** GIVEN DATA **
______
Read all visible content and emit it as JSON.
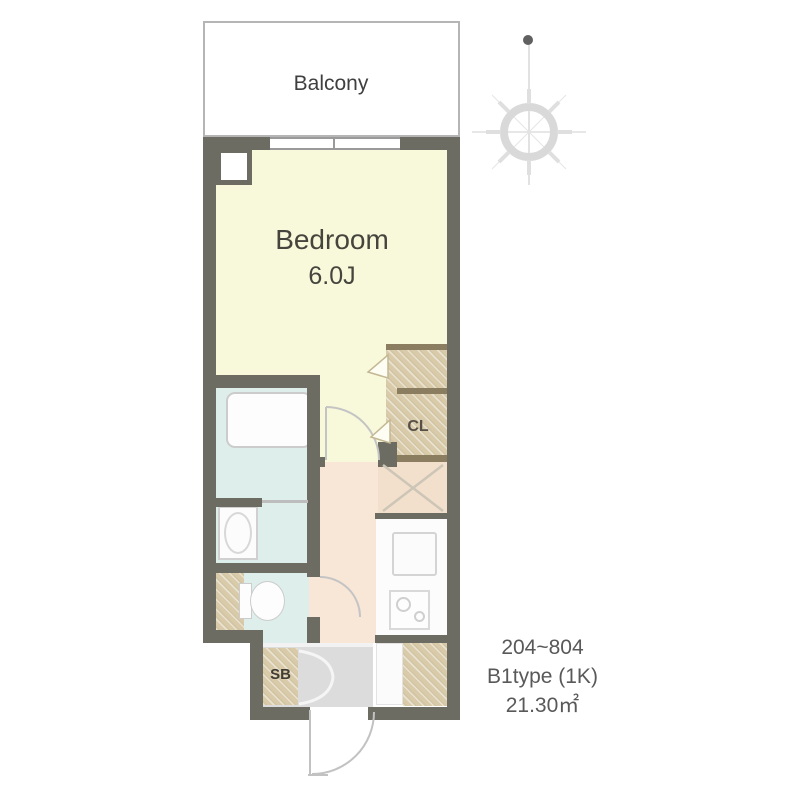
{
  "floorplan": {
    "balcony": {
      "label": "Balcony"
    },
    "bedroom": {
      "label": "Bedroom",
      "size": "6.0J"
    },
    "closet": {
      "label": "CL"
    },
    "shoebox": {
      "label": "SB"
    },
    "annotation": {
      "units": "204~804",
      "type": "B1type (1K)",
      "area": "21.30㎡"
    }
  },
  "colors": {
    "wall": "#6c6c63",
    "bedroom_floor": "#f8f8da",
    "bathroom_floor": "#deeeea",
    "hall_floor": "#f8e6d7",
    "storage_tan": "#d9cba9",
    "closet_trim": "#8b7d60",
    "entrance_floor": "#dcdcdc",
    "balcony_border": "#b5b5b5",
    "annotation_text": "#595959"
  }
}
______
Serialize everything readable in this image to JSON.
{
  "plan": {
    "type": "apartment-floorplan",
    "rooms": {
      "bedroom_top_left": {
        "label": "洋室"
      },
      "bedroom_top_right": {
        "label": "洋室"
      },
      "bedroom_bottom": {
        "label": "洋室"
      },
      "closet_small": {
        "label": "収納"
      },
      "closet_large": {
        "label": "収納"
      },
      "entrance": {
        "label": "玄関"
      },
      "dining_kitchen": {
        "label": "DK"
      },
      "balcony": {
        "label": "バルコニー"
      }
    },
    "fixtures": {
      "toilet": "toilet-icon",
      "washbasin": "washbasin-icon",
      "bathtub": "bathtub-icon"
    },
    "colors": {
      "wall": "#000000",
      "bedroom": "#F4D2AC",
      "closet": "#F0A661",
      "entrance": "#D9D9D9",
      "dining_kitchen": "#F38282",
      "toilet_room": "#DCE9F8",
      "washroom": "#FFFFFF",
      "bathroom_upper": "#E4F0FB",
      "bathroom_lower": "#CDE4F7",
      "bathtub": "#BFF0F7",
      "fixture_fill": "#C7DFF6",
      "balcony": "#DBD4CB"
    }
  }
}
______
** GOAL OF THE EXERCISE **
Report the number of lines in the entries above that include the word "JSON" and add nothing to it.

** ANSWER BELOW **
2